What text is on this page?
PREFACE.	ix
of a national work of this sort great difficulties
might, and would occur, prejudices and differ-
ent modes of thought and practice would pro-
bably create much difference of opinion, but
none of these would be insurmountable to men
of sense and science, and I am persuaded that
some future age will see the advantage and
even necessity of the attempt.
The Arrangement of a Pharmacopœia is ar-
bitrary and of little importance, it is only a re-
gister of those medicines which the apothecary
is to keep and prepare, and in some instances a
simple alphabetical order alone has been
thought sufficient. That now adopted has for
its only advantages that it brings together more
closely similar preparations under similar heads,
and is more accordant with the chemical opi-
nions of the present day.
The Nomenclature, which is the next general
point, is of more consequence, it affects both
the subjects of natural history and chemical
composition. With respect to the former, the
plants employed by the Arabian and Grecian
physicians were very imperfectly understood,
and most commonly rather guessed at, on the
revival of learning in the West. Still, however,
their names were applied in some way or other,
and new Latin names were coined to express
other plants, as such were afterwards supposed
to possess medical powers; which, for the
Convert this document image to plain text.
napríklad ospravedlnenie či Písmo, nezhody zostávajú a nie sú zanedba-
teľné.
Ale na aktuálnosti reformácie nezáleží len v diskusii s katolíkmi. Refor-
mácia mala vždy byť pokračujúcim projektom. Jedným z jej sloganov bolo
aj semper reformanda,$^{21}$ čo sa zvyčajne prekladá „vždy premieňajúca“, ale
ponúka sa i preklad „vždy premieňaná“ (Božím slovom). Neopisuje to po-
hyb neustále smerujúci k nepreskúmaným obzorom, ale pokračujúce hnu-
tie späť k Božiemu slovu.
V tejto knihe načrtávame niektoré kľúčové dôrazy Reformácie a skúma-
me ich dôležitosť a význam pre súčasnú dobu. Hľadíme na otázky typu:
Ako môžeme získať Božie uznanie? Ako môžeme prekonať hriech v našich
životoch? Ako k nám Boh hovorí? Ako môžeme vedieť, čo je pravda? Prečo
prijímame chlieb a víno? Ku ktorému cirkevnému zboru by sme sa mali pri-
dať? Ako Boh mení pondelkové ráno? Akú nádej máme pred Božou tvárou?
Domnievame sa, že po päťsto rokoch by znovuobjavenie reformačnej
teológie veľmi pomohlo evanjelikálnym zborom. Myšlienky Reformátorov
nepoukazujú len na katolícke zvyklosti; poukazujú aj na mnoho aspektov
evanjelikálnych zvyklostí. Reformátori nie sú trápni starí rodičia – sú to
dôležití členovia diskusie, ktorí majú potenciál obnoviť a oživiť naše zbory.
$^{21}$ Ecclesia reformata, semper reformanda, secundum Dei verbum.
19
::::
* Request
Copy out exactly the lines from the line with "Convert this document image to plain text." to the end of the listing, including both of those lines, and give nothing else.

* Answer to the exercise
Convert this document image to plain text.
napríklad ospravedlnenie či Písmo, nezhody zostávajú a nie sú zanedba-
teľné.
Ale na aktuálnosti reformácie nezáleží len v diskusii s katolíkmi. Refor-
mácia mala vždy byť pokračujúcim projektom. Jedným z jej sloganov bolo
aj semper reformanda,$^{21}$ čo sa zvyčajne prekladá „vždy premieňajúca“, ale
ponúka sa i preklad „vždy premieňaná“ (Božím slovom). Neopisuje to po-
hyb neustále smerujúci k nepreskúmaným obzorom, ale pokračujúce hnu-
tie späť k Božiemu slovu.
V tejto knihe načrtávame niektoré kľúčové dôrazy Reformácie a skúma-
me ich dôležitosť a význam pre súčasnú dobu. Hľadíme na otázky typu:
Ako môžeme získať Božie uznanie? Ako môžeme prekonať hriech v našich
životoch? Ako k nám Boh hovorí? Ako môžeme vedieť, čo je pravda? Prečo
prijímame chlieb a víno? Ku ktorému cirkevnému zboru by sme sa mali pri-
dať? Ako Boh mení pondelkové ráno? Akú nádej máme pred Božou tvárou?
Domnievame sa, že po päťsto rokoch by znovuobjavenie reformačnej
teológie veľmi pomohlo evanjelikálnym zborom. Myšlienky Reformátorov
nepoukazujú len na katolícke zvyklosti; poukazujú aj na mnoho aspektov
evanjelikálnych zvyklostí. Reformátori nie sú trápni starí rodičia – sú to
dôležití členovia diskusie, ktorí majú potenciál obnoviť a oživiť naše zbory.
$^{21}$ Ecclesia reformata, semper reformanda, secundum Dei verbum.
19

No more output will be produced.